● Objective
Each entry that follows must be output without any deviation.

[Data entries]
○ ○ ○ ○ ○
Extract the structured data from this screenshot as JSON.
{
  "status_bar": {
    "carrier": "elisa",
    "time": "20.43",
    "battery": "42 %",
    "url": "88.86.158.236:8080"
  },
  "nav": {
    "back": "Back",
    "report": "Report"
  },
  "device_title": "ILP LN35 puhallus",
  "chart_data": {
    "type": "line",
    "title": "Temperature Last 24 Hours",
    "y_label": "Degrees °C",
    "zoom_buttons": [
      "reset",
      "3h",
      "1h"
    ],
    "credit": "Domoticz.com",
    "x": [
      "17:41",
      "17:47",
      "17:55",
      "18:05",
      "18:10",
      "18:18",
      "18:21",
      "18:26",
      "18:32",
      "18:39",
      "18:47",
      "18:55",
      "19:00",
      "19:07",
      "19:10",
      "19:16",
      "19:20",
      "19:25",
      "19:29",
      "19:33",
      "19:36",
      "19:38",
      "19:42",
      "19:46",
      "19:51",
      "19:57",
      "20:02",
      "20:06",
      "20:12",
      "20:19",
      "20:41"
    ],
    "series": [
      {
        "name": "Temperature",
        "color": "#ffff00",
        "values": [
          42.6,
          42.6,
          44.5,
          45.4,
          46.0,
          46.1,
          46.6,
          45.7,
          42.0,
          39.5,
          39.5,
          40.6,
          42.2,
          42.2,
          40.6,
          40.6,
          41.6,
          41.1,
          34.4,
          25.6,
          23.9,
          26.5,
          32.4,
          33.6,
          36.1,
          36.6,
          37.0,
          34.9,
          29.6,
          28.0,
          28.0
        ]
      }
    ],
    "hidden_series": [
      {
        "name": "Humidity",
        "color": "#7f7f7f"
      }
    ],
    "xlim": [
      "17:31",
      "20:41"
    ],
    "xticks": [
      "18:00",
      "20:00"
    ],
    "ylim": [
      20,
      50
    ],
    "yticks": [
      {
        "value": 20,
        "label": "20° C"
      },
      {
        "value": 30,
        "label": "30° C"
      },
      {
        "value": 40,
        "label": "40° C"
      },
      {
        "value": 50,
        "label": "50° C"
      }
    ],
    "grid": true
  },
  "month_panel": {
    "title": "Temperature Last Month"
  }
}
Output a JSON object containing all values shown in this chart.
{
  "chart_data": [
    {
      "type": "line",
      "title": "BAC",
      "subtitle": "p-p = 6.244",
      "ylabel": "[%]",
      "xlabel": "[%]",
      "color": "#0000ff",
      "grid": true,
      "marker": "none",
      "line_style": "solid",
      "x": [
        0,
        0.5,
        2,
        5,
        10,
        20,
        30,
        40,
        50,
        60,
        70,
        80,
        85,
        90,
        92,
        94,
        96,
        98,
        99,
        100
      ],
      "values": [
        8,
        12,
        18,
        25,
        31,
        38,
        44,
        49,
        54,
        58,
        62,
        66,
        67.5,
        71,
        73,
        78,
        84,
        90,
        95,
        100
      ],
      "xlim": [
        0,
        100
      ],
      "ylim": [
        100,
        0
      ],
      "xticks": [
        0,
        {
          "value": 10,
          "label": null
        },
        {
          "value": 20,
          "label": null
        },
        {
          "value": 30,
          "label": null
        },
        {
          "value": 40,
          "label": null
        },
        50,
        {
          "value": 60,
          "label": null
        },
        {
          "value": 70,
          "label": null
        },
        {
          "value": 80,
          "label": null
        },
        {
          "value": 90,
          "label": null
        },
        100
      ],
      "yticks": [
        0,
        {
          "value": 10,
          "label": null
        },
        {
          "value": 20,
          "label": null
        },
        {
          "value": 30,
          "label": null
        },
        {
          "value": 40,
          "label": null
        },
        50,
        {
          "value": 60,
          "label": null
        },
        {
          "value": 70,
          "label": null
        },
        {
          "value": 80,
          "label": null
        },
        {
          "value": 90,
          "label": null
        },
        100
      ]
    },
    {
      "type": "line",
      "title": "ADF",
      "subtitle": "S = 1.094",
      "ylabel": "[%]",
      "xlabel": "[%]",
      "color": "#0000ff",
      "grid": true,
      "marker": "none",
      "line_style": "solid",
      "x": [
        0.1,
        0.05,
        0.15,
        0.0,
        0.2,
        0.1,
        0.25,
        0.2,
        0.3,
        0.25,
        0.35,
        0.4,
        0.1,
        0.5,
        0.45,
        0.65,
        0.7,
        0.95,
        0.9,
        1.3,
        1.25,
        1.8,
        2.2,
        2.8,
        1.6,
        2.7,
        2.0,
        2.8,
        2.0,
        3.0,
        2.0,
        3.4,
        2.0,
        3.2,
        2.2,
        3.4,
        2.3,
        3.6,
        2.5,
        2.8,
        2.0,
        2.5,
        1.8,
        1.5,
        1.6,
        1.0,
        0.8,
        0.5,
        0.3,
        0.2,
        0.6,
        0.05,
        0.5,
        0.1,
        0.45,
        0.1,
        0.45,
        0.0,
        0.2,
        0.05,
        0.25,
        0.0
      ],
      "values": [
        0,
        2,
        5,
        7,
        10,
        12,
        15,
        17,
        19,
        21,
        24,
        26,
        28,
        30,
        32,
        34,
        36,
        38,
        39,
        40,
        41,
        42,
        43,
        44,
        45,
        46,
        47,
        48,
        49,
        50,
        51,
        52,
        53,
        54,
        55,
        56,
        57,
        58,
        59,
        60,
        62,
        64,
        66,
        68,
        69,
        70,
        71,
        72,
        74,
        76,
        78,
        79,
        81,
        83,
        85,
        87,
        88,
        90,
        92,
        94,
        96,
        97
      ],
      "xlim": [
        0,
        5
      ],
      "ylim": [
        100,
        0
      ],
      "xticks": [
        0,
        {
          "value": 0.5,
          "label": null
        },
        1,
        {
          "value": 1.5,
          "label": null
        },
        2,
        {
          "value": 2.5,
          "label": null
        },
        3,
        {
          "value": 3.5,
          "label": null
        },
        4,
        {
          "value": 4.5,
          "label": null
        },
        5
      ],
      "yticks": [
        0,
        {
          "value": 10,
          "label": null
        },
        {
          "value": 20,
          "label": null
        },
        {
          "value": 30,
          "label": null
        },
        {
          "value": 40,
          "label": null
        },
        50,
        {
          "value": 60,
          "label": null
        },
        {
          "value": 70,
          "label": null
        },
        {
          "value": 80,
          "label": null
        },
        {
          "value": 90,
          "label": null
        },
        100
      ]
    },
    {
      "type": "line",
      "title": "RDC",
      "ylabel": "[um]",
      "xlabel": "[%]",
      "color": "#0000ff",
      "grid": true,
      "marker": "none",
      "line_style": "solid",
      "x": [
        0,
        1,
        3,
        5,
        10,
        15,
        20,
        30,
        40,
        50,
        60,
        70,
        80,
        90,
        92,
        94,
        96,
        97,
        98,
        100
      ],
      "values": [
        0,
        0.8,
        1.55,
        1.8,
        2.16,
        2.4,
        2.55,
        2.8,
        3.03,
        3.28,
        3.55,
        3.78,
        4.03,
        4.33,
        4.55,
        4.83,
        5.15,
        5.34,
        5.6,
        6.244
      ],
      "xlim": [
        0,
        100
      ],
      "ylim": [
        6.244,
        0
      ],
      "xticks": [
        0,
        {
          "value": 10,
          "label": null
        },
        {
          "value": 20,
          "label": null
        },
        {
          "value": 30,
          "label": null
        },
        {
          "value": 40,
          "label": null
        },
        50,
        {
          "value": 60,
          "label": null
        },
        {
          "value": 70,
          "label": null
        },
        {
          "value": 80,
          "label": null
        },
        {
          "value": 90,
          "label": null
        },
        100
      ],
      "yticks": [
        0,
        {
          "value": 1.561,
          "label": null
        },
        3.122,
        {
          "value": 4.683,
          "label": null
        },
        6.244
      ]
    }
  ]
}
○ ○ ○ ○ ○
● Full response
Extract the structured data from this screenshot as JSON.
{
  "status_bar": {
    "carrier": "elisa",
    "time": "20.43",
    "battery": "42 %",
    "url": "88.86.158.236:8080"
  },
  "nav": {
    "back": "Back",
    "report": "Report"
  },
  "device_title": "ILP LN35 puhallus",
  "chart_data": {
    "type": "line",
    "title": "Temperature Last 24 Hours",
    "y_label": "Degrees °C",
    "zoom_buttons": [
      "reset",
      "3h",
      "1h"
    ],
    "credit": "Domoticz.com",
    "x": [
      "17:41",
      "17:47",
      "17:55",
      "18:05",
      "18:10",
      "18:18",
      "18:21",
      "18:26",
      "18:32",
      "18:39",
      "18:47",
      "18:55",
      "19:00",
      "19:07",
      "19:10",
      "19:16",
      "19:20",
      "19:25",
      "19:29",
      "19:33",
      "19:36",
      "19:38",
      "19:42",
      "19:46",
      "19:51",
      "19:57",
      "20:02",
      "20:06",
      "20:12",
      "20:19",
      "20:41"
    ],
    "series": [
      {
        "name": "Temperature",
        "color": "#ffff00",
        "values": [
          42.6,
          42.6,
          44.5,
          45.4,
          46.0,
          46.1,
          46.6,
          45.7,
          42.0,
          39.5,
          39.5,
          40.6,
          42.2,
          42.2,
          40.6,
          40.6,
          41.6,
          41.1,
          34.4,
          25.6,
          23.9,
          26.5,
          32.4,
          33.6,
          36.1,
          36.6,
          37.0,
          34.9,
          29.6,
          28.0,
          28.0
        ]
      }
    ],
    "hidden_series": [
      {
        "name": "Humidity",
        "color": "#7f7f7f"
      }
    ],
    "xlim": [
      "17:31",
      "20:41"
    ],
    "xticks": [
      "18:00",
      "20:00"
    ],
    "ylim": [
      20,
      50
    ],
    "yticks": [
      {
        "value": 20,
        "label": "20° C"
      },
      {
        "value": 30,
        "label": "30° C"
      },
      {
        "value": 40,
        "label": "40° C"
      },
      {
        "value": 50,
        "label": "50° C"
      }
    ],
    "grid": true
  },
  "month_panel": {
    "title": "Temperature Last Month"
  }
}
Output a JSON object containing all values shown in this chart.
{
  "chart_data": [
    {
      "type": "line",
      "title": "BAC",
      "subtitle": "p-p = 6.244",
      "ylabel": "[%]",
      "xlabel": "[%]",
      "color": "#0000ff",
      "grid": true,
      "marker": "none",
      "line_style": "solid",
      "x": [
        0,
        0.5,
        2,
        5,
        10,
        20,
        30,
        40,
        50,
        60,
        70,
        80,
        85,
        90,
        92,
        94,
        96,
        98,
        99,
        100
      ],
      "values": [
        8,
        12,
        18,
        25,
        31,
        38,
        44,
        49,
        54,
        58,
        62,
        66,
        67.5,
        71,
        73,
        78,
        84,
        90,
        95,
        100
      ],
      "xlim": [
        0,
        100
      ],
      "ylim": [
        100,
        0
      ],
      "xticks": [
        0,
        {
          "value": 10,
          "label": null
        },
        {
          "value": 20,
          "label": null
        },
        {
          "value": 30,
          "label": null
        },
        {
          "value": 40,
          "label": null
        },
        50,
        {
          "value": 60,
          "label": null
        },
        {
          "value": 70,
          "label": null
        },
        {
          "value": 80,
          "label": null
        },
        {
          "value": 90,
          "label": null
        },
        100
      ],
      "yticks": [
        0,
        {
          "value": 10,
          "label": null
        },
        {
          "value": 20,
          "label": null
        },
        {
          "value": 30,
          "label": null
        },
        {
          "value": 40,
          "label": null
        },
        50,
        {
          "value": 60,
          "label": null
        },
        {
          "value": 70,
          "label": null
        },
        {
          "value": 80,
          "label": null
        },
        {
          "value": 90,
          "label": null
        },
        100
      ]
    },
    {
      "type": "line",
      "title": "ADF",
      "subtitle": "S = 1.094",
      "ylabel": "[%]",
      "xlabel": "[%]",
      "color": "#0000ff",
      "grid": true,
      "marker": "none",
      "line_style": "solid",
      "x": [
        0.1,
        0.05,
        0.15,
        0.0,
        0.2,
        0.1,
        0.25,
        0.2,
        0.3,
        0.25,
        0.35,
        0.4,
        0.1,
        0.5,
        0.45,
        0.65,
        0.7,
        0.95,
        0.9,
        1.3,
        1.25,
        1.8,
        2.2,
        2.8,
        1.6,
        2.7,
        2.0,
        2.8,
        2.0,
        3.0,
        2.0,
        3.4,
        2.0,
        3.2,
        2.2,
        3.4,
        2.3,
        3.6,
        2.5,
        2.8,
        2.0,
        2.5,
        1.8,
        1.5,
        1.6,
        1.0,
        0.8,
        0.5,
        0.3,
        0.2,
        0.6,
        0.05,
        0.5,
        0.1,
        0.45,
        0.1,
        0.45,
        0.0,
        0.2,
        0.05,
        0.25,
        0.0
      ],
      "values": [
        0,
        2,
        5,
        7,
        10,
        12,
        15,
        17,
        19,
        21,
        24,
        26,
        28,
        30,
        32,
        34,
        36,
        38,
        39,
        40,
        41,
        42,
        43,
        44,
        45,
        46,
        47,
        48,
        49,
        50,
        51,
        52,
        53,
        54,
        55,
        56,
        57,
        58,
        59,
        60,
        62,
        64,
        66,
        68,
        69,
        70,
        71,
        72,
        74,
        76,
        78,
        79,
        81,
        83,
        85,
        87,
        88,
        90,
        92,
        94,
        96,
        97
      ],
      "xlim": [
        0,
        5
      ],
      "ylim": [
        100,
        0
      ],
      "xticks": [
        0,
        {
          "value": 0.5,
          "label": null
        },
        1,
        {
          "value": 1.5,
          "label": null
        },
        2,
        {
          "value": 2.5,
          "label": null
        },
        3,
        {
          "value": 3.5,
          "label": null
        },
        4,
        {
          "value": 4.5,
          "label": null
        },
        5
      ],
      "yticks": [
        0,
        {
          "value": 10,
          "label": null
        },
        {
          "value": 20,
          "label": null
        },
        {
          "value": 30,
          "label": null
        },
        {
          "value": 40,
          "label": null
        },
        50,
        {
          "value": 60,
          "label": null
        },
        {
          "value": 70,
          "label": null
        },
        {
          "value": 80,
          "label": null
        },
        {
          "value": 90,
          "label": null
        },
        100
      ]
    },
    {
      "type": "line",
      "title": "RDC",
      "ylabel": "[um]",
      "xlabel": "[%]",
      "color": "#0000ff",
      "grid": true,
      "marker": "none",
      "line_style": "solid",
      "x": [
        0,
        1,
        3,
        5,
        10,
        15,
        20,
        30,
        40,
        50,
        60,
        70,
        80,
        90,
        92,
        94,
        96,
        97,
        98,
        100
      ],
      "values": [
        0,
        0.8,
        1.55,
        1.8,
        2.16,
        2.4,
        2.55,
        2.8,
        3.03,
        3.28,
        3.55,
        3.78,
        4.03,
        4.33,
        4.55,
        4.83,
        5.15,
        5.34,
        5.6,
        6.244
      ],
      "xlim": [
        0,
        100
      ],
      "ylim": [
        6.244,
        0
      ],
      "xticks": [
        0,
        {
          "value": 10,
          "label": null
        },
        {
          "value": 20,
          "label": null
        },
        {
          "value": 30,
          "label": null
        },
        {
          "value": 40,
          "label": null
        },
        50,
        {
          "value": 60,
          "label": null
        },
        {
          "value": 70,
          "label": null
        },
        {
          "value": 80,
          "label": null
        },
        {
          "value": 90,
          "label": null
        },
        100
      ],
      "yticks": [
        0,
        {
          "value": 1.561,
          "label": null
        },
        3.122,
        {
          "value": 4.683,
          "label": null
        },
        6.244
      ]
    }
  ]
}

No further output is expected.